** Start of INFORMATION PROVIDED **

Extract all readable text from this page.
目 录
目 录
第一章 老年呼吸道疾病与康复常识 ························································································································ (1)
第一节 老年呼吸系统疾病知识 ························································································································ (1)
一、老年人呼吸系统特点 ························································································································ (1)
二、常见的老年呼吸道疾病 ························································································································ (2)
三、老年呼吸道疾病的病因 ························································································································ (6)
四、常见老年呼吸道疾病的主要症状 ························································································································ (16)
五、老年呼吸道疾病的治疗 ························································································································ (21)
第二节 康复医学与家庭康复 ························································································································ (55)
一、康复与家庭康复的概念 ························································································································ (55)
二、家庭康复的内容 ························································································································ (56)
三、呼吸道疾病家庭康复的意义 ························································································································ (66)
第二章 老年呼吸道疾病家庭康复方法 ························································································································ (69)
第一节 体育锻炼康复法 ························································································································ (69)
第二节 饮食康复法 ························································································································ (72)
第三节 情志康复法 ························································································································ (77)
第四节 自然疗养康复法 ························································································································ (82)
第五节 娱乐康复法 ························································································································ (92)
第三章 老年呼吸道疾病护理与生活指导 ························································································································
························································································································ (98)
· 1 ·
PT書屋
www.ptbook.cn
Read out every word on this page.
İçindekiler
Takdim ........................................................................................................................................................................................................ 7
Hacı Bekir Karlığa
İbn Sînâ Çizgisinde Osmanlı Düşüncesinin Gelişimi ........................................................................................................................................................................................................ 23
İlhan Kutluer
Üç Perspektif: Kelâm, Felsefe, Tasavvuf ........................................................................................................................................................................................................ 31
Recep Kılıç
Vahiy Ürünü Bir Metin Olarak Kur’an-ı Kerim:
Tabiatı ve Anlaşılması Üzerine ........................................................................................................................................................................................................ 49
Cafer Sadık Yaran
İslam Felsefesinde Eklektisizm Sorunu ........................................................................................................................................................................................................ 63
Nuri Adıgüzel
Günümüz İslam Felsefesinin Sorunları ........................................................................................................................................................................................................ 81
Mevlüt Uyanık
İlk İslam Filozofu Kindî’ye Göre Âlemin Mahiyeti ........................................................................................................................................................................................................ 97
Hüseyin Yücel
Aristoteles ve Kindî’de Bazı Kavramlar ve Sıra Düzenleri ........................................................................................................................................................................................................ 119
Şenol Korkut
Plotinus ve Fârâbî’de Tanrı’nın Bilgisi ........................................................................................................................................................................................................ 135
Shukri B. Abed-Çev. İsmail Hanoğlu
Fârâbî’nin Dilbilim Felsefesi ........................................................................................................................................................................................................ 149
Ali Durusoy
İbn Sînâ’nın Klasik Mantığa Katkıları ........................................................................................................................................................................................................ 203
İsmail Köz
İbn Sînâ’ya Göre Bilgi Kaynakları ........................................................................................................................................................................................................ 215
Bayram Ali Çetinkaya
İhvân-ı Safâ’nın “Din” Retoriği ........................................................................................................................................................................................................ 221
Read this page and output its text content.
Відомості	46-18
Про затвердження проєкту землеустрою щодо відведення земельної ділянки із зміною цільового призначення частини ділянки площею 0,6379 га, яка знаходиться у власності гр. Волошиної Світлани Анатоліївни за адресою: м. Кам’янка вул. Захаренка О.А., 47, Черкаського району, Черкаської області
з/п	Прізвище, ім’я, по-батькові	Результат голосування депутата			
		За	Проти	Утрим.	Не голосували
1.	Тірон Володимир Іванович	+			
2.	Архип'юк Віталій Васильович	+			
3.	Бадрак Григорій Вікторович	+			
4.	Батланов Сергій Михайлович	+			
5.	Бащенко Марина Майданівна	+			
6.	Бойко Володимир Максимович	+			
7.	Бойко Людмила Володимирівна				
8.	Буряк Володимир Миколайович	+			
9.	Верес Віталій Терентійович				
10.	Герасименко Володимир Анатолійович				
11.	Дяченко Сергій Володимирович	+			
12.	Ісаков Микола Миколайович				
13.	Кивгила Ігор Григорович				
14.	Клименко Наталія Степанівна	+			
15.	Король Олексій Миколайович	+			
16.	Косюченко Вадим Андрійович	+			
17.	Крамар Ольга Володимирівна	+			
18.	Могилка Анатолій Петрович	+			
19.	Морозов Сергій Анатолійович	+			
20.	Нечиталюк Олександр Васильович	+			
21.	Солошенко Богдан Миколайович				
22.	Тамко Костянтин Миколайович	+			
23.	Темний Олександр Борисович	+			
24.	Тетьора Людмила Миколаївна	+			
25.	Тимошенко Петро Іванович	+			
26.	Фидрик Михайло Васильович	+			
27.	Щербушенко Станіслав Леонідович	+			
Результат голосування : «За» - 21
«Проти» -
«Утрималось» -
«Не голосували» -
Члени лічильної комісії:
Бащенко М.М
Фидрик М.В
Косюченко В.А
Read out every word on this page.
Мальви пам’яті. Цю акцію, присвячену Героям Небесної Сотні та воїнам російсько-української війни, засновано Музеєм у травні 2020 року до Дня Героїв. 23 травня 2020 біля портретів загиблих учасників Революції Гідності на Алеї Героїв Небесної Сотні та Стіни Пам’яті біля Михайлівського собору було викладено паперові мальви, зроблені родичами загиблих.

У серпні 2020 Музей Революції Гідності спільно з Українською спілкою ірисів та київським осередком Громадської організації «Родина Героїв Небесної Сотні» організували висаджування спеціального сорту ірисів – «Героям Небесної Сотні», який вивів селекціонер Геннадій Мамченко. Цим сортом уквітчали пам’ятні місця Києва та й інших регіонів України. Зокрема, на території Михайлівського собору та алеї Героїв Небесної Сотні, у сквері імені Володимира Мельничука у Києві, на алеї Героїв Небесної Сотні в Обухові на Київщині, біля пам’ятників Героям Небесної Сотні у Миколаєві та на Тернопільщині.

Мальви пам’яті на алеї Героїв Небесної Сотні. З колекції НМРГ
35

** End of INFORMATION PROVIDED **

### YOUR TASK:
All the entries above need to be reproduced exactly.

### REPLY:
Extract all readable text from this page.
目 录
目 录
第一章 老年呼吸道疾病与康复常识 ························································································································ (1)
第一节 老年呼吸系统疾病知识 ························································································································ (1)
一、老年人呼吸系统特点 ························································································································ (1)
二、常见的老年呼吸道疾病 ························································································································ (2)
三、老年呼吸道疾病的病因 ························································································································ (6)
四、常见老年呼吸道疾病的主要症状 ························································································································ (16)
五、老年呼吸道疾病的治疗 ························································································································ (21)
第二节 康复医学与家庭康复 ························································································································ (55)
一、康复与家庭康复的概念 ························································································································ (55)
二、家庭康复的内容 ························································································································ (56)
三、呼吸道疾病家庭康复的意义 ························································································································ (66)
第二章 老年呼吸道疾病家庭康复方法 ························································································································ (69)
第一节 体育锻炼康复法 ························································································································ (69)
第二节 饮食康复法 ························································································································ (72)
第三节 情志康复法 ························································································································ (77)
第四节 自然疗养康复法 ························································································································ (82)
第五节 娱乐康复法 ························································································································ (92)
第三章 老年呼吸道疾病护理与生活指导 ························································································································
························································································································ (98)
· 1 ·
PT書屋
www.ptbook.cn
Read out every word on this page.
İçindekiler
Takdim ........................................................................................................................................................................................................ 7
Hacı Bekir Karlığa
İbn Sînâ Çizgisinde Osmanlı Düşüncesinin Gelişimi ........................................................................................................................................................................................................ 23
İlhan Kutluer
Üç Perspektif: Kelâm, Felsefe, Tasavvuf ........................................................................................................................................................................................................ 31
Recep Kılıç
Vahiy Ürünü Bir Metin Olarak Kur’an-ı Kerim:
Tabiatı ve Anlaşılması Üzerine ........................................................................................................................................................................................................ 49
Cafer Sadık Yaran
İslam Felsefesinde Eklektisizm Sorunu ........................................................................................................................................................................................................ 63
Nuri Adıgüzel
Günümüz İslam Felsefesinin Sorunları ........................................................................................................................................................................................................ 81
Mevlüt Uyanık
İlk İslam Filozofu Kindî’ye Göre Âlemin Mahiyeti ........................................................................................................................................................................................................ 97
Hüseyin Yücel
Aristoteles ve Kindî’de Bazı Kavramlar ve Sıra Düzenleri ........................................................................................................................................................................................................ 119
Şenol Korkut
Plotinus ve Fârâbî’de Tanrı’nın Bilgisi ........................................................................................................................................................................................................ 135
Shukri B. Abed-Çev. İsmail Hanoğlu
Fârâbî’nin Dilbilim Felsefesi ........................................................................................................................................................................................................ 149
Ali Durusoy
İbn Sînâ’nın Klasik Mantığa Katkıları ........................................................................................................................................................................................................ 203
İsmail Köz
İbn Sînâ’ya Göre Bilgi Kaynakları ........................................................................................................................................................................................................ 215
Bayram Ali Çetinkaya
İhvân-ı Safâ’nın “Din” Retoriği ........................................................................................................................................................................................................ 221
Read this page and output its text content.
Відомості	46-18
Про затвердження проєкту землеустрою щодо відведення земельної ділянки із зміною цільового призначення частини ділянки площею 0,6379 га, яка знаходиться у власності гр. Волошиної Світлани Анатоліївни за адресою: м. Кам’янка вул. Захаренка О.А., 47, Черкаського району, Черкаської області
з/п	Прізвище, ім’я, по-батькові	Результат голосування депутата			
		За	Проти	Утрим.	Не голосували
1.	Тірон Володимир Іванович	+			
2.	Архип'юк Віталій Васильович	+			
3.	Бадрак Григорій Вікторович	+			
4.	Батланов Сергій Михайлович	+			
5.	Бащенко Марина Майданівна	+			
6.	Бойко Володимир Максимович	+			
7.	Бойко Людмила Володимирівна				
8.	Буряк Володимир Миколайович	+			
9.	Верес Віталій Терентійович				
10.	Герасименко Володимир Анатолійович				
11.	Дяченко Сергій Володимирович	+			
12.	Ісаков Микола Миколайович				
13.	Кивгила Ігор Григорович				
14.	Клименко Наталія Степанівна	+			
15.	Король Олексій Миколайович	+			
16.	Косюченко Вадим Андрійович	+			
17.	Крамар Ольга Володимирівна	+			
18.	Могилка Анатолій Петрович	+			
19.	Морозов Сергій Анатолійович	+			
20.	Нечиталюк Олександр Васильович	+			
21.	Солошенко Богдан Миколайович				
22.	Тамко Костянтин Миколайович	+			
23.	Темний Олександр Борисович	+			
24.	Тетьора Людмила Миколаївна	+			
25.	Тимошенко Петро Іванович	+			
26.	Фидрик Михайло Васильович	+			
27.	Щербушенко Станіслав Леонідович	+			
Результат голосування : «За» - 21
«Проти» -
«Утрималось» -
«Не голосували» -
Члени лічильної комісії:
Бащенко М.М
Фидрик М.В
Косюченко В.А
Read out every word on this page.
Мальви пам’яті. Цю акцію, присвячену Героям Небесної Сотні та воїнам російсько-української війни, засновано Музеєм у травні 2020 року до Дня Героїв. 23 травня 2020 біля портретів загиблих учасників Революції Гідності на Алеї Героїв Небесної Сотні та Стіни Пам’яті біля Михайлівського собору було викладено паперові мальви, зроблені родичами загиблих.

У серпні 2020 Музей Революції Гідності спільно з Українською спілкою ірисів та київським осередком Громадської організації «Родина Героїв Небесної Сотні» організували висаджування спеціального сорту ірисів – «Героям Небесної Сотні», який вивів селекціонер Геннадій Мамченко. Цим сортом уквітчали пам’ятні місця Києва та й інших регіонів України. Зокрема, на території Михайлівського собору та алеї Героїв Небесної Сотні, у сквері імені Володимира Мельничука у Києві, на алеї Героїв Небесної Сотні в Обухові на Київщині, біля пам’ятників Героям Небесної Сотні у Миколаєві та на Тернопільщині.

Мальви пам’яті на алеї Героїв Небесної Сотні. З колекції НМРГ
35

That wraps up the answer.